— start Exercise inputs —

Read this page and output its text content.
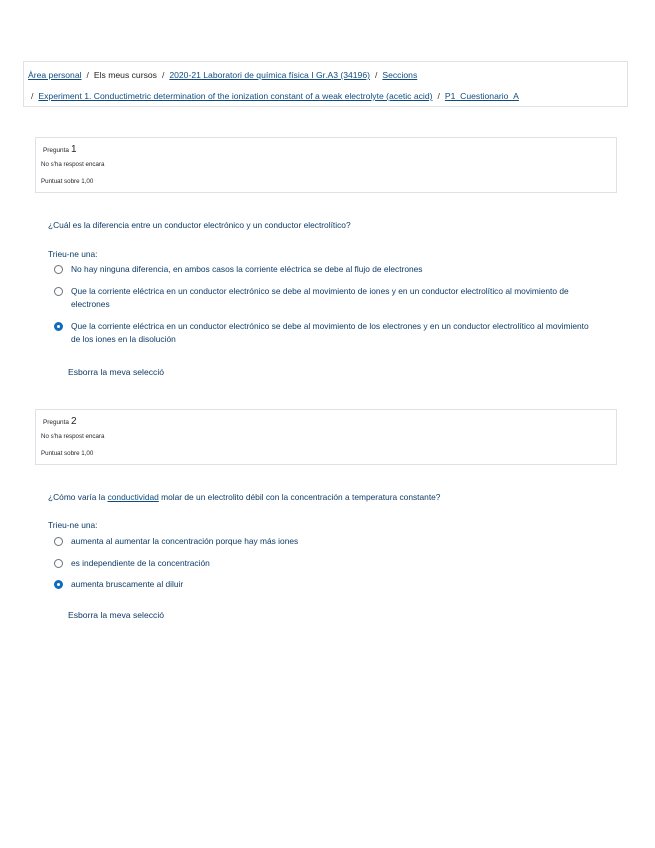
Àrea personal / Els meus cursos / 2020-21 Laboratori de química física I Gr.A3 (34196) / Seccions
/ Experiment 1. Conductimetric determination of the ionization constant of a weak electrolyte (acetic acid) / P1_Cuestionario_A
Pregunta 1
No s'ha respost encara
Puntuat sobre 1,00
¿Cuál es la diferencia entre un conductor electrónico y un conductor electrolítico?
Trieu-ne una:
No hay ninguna diferencia, en ambos casos la corriente eléctrica se debe al flujo de electrones
Que la corriente eléctrica en un conductor electrónico se debe al movimiento de iones y en un conductor electrolítico al movimiento de electrones
Que la corriente eléctrica en un conductor electrónico se debe al movimiento de los electrones y en un conductor electrolítico al movimiento de los iones en la disolución
Esborra la meva selecció
Pregunta 2
No s'ha respost encara
Puntuat sobre 1,00
¿Cómo varía la conductividad molar de un electrolito débil con la concentración a temperatura constante?
Trieu-ne una:
aumenta al aumentar la concentración porque hay más iones
es independiente de la concentración
aumenta bruscamente al diluir
Esborra la meva selecció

— end Exercise inputs —

→ **Problem description**:
Retype everything in the material word for word, minus pictures.

→ **Correct output**:
Read this page and output its text content.
Àrea personal / Els meus cursos / 2020-21 Laboratori de química física I Gr.A3 (34196) / Seccions
/ Experiment 1. Conductimetric determination of the ionization constant of a weak electrolyte (acetic acid) / P1_Cuestionario_A
Pregunta 1
No s'ha respost encara
Puntuat sobre 1,00
¿Cuál es la diferencia entre un conductor electrónico y un conductor electrolítico?
Trieu-ne una:
No hay ninguna diferencia, en ambos casos la corriente eléctrica se debe al flujo de electrones
Que la corriente eléctrica en un conductor electrónico se debe al movimiento de iones y en un conductor electrolítico al movimiento de electrones
Que la corriente eléctrica en un conductor electrónico se debe al movimiento de los electrones y en un conductor electrolítico al movimiento de los iones en la disolución
Esborra la meva selecció
Pregunta 2
No s'ha respost encara
Puntuat sobre 1,00
¿Cómo varía la conductividad molar de un electrolito débil con la concentración a temperatura constante?
Trieu-ne una:
aumenta al aumentar la concentración porque hay más iones
es independiente de la concentración
aumenta bruscamente al diluir
Esborra la meva selecció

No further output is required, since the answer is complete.